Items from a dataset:
################

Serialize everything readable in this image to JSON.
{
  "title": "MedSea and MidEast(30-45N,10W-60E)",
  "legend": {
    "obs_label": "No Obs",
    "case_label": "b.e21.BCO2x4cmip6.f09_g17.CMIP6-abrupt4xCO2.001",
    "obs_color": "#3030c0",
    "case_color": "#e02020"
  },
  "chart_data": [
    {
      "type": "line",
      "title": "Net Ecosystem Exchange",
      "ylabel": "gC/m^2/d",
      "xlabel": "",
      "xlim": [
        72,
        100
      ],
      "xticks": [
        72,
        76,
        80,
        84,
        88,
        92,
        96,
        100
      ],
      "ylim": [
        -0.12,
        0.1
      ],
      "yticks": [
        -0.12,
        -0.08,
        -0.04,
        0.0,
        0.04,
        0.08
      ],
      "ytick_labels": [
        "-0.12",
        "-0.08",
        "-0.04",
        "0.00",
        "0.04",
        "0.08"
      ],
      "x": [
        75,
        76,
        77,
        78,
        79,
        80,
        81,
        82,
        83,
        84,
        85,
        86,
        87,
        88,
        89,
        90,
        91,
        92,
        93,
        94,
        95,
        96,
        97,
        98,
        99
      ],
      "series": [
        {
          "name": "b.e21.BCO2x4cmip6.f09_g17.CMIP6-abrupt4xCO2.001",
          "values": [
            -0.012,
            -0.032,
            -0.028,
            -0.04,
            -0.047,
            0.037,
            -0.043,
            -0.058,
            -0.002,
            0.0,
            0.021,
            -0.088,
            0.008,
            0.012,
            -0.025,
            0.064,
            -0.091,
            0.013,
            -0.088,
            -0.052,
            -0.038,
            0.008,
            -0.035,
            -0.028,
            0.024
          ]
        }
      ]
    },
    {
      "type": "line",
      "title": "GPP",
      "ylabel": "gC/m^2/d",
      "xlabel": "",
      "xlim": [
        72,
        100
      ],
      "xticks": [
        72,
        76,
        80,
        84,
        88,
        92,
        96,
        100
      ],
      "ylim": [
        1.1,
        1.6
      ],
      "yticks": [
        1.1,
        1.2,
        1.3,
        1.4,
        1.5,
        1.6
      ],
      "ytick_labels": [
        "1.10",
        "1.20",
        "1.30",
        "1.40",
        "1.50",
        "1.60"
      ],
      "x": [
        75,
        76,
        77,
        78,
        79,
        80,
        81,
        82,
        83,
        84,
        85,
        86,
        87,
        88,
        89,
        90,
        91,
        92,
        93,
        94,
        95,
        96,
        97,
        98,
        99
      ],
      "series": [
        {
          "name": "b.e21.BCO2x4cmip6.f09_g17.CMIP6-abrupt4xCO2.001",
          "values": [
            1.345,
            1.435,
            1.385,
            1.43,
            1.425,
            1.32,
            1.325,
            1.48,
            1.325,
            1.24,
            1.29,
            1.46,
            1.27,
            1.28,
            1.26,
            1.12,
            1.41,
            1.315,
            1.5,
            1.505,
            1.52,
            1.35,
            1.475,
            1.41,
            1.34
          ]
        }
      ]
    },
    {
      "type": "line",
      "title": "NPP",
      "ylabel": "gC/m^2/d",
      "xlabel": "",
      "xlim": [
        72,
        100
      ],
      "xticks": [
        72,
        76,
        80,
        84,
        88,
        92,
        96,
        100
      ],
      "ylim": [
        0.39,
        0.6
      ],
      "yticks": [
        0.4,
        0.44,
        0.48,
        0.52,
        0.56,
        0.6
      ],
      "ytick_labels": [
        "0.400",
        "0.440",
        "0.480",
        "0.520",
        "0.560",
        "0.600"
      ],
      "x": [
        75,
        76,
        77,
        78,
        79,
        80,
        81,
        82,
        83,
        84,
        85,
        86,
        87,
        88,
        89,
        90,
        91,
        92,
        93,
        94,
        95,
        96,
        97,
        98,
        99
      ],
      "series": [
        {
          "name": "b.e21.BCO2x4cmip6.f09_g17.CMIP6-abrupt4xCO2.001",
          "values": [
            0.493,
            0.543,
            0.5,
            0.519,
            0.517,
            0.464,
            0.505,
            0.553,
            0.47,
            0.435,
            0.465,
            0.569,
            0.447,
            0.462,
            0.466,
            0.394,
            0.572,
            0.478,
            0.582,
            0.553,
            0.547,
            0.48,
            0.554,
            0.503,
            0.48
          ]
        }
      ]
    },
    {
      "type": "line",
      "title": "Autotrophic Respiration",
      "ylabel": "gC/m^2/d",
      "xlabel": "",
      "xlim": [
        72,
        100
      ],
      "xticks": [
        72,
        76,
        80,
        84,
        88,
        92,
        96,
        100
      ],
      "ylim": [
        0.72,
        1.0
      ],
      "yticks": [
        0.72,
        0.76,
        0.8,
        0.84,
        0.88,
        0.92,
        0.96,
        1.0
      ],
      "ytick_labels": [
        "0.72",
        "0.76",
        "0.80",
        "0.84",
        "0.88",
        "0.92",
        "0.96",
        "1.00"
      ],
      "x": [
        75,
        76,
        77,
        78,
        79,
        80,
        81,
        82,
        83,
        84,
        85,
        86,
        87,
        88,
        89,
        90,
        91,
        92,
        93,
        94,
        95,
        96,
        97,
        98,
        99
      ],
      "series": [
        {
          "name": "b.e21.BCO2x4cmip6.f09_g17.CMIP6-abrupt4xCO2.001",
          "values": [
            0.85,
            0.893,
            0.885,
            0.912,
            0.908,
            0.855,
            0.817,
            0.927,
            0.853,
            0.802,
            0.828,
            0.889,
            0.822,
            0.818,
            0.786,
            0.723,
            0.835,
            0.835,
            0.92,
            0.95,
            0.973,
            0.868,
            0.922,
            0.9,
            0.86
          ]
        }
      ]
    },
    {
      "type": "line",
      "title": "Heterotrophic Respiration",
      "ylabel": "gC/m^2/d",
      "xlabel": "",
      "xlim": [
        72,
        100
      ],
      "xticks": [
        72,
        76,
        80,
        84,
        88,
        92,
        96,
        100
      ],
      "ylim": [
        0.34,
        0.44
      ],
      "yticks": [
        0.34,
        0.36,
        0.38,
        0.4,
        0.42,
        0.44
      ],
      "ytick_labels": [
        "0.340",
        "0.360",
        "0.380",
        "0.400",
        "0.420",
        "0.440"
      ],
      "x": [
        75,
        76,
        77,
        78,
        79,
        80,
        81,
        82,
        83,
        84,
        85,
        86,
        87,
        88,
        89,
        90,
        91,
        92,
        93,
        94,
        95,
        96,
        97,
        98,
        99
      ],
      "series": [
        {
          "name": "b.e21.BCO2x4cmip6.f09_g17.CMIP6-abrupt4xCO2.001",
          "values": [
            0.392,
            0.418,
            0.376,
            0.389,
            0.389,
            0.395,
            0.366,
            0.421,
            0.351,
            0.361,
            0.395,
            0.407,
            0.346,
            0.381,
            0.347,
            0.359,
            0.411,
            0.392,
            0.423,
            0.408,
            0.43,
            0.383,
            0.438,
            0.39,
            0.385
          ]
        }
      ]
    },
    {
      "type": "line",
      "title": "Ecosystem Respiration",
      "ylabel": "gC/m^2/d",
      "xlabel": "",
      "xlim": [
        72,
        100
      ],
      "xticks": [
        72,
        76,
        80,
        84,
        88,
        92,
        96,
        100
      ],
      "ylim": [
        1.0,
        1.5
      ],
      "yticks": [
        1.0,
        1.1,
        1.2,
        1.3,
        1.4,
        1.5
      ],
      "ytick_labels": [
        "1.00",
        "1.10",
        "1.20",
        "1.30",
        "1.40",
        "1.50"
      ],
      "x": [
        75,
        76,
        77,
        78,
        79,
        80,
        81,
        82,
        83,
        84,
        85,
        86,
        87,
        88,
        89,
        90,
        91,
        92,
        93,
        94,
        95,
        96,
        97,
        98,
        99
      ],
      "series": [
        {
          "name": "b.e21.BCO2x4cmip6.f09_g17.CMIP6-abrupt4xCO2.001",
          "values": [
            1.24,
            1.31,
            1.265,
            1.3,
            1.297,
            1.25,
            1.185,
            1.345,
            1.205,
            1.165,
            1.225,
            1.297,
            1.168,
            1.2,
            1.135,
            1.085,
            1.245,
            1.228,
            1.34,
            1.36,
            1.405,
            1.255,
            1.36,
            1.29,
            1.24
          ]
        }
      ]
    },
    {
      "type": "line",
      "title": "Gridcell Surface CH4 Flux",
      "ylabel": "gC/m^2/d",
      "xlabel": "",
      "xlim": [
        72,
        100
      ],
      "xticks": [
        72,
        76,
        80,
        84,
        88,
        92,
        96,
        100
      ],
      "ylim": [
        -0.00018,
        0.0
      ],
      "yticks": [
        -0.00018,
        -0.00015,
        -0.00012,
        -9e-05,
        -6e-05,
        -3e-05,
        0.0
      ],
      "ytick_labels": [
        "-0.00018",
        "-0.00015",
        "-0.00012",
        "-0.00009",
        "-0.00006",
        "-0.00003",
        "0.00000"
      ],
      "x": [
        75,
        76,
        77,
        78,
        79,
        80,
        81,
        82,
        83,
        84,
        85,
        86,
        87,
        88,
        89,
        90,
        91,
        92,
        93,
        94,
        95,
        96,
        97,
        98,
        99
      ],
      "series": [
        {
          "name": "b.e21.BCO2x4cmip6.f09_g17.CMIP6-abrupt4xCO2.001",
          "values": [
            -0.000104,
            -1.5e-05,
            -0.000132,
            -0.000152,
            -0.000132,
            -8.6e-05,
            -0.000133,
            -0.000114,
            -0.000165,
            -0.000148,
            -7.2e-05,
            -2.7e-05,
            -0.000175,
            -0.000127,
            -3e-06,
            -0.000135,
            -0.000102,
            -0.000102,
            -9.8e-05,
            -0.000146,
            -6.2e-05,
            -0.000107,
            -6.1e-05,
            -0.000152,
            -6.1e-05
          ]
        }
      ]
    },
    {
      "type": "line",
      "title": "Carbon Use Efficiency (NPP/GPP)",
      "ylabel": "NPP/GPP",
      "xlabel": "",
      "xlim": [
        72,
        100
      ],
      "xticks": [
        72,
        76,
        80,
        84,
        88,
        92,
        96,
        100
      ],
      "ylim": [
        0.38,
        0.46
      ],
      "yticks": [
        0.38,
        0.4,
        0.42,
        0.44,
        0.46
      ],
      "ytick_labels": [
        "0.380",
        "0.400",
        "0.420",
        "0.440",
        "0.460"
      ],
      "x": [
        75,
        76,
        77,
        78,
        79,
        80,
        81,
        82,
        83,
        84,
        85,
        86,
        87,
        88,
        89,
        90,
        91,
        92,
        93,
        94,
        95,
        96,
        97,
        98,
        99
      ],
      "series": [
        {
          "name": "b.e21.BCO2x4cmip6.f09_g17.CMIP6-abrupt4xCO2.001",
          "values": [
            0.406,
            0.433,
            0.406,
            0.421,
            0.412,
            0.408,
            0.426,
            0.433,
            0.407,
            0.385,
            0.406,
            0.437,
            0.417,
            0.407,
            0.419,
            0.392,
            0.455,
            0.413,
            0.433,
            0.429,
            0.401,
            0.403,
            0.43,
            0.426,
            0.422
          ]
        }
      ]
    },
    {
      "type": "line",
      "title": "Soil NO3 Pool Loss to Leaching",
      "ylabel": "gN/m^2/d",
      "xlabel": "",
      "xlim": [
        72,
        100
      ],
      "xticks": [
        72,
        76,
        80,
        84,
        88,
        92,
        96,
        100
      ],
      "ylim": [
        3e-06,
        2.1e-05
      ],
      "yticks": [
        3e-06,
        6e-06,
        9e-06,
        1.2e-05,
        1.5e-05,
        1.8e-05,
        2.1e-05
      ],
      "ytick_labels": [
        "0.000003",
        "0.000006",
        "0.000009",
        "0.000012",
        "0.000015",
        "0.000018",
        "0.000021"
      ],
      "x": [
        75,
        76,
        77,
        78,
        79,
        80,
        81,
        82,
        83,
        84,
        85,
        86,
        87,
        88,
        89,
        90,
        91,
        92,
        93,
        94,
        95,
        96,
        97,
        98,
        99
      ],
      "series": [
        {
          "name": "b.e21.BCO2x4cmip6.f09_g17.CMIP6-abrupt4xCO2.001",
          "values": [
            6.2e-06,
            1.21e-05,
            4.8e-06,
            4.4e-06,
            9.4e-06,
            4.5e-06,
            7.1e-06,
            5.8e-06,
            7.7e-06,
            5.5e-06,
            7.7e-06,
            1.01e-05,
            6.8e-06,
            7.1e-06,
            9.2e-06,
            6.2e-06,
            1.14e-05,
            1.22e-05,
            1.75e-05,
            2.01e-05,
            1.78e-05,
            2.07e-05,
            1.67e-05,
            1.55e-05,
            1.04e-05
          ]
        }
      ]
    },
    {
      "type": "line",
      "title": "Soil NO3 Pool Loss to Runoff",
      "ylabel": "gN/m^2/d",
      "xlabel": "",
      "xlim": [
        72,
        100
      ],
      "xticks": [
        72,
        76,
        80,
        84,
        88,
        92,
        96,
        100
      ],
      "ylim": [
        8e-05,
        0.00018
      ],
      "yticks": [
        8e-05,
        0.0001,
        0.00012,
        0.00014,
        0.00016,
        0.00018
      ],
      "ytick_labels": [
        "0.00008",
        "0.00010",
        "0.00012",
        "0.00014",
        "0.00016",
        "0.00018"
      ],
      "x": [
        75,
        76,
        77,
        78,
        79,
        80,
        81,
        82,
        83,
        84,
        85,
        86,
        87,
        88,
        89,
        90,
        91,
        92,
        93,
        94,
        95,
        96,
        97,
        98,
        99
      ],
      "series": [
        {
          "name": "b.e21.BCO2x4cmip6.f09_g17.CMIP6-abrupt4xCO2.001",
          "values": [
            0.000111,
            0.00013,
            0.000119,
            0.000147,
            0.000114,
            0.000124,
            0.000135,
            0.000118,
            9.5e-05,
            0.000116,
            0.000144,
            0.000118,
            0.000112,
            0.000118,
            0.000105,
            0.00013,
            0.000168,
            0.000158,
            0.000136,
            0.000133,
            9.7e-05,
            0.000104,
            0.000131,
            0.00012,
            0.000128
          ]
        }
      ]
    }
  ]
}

################

**Request:**
Scan the entries above for the word "Loss" and collect each line holding it.

**Complete response:**
      "title": "Soil NO3 Pool Loss to Leaching",
      "title": "Soil NO3 Pool Loss to Runoff",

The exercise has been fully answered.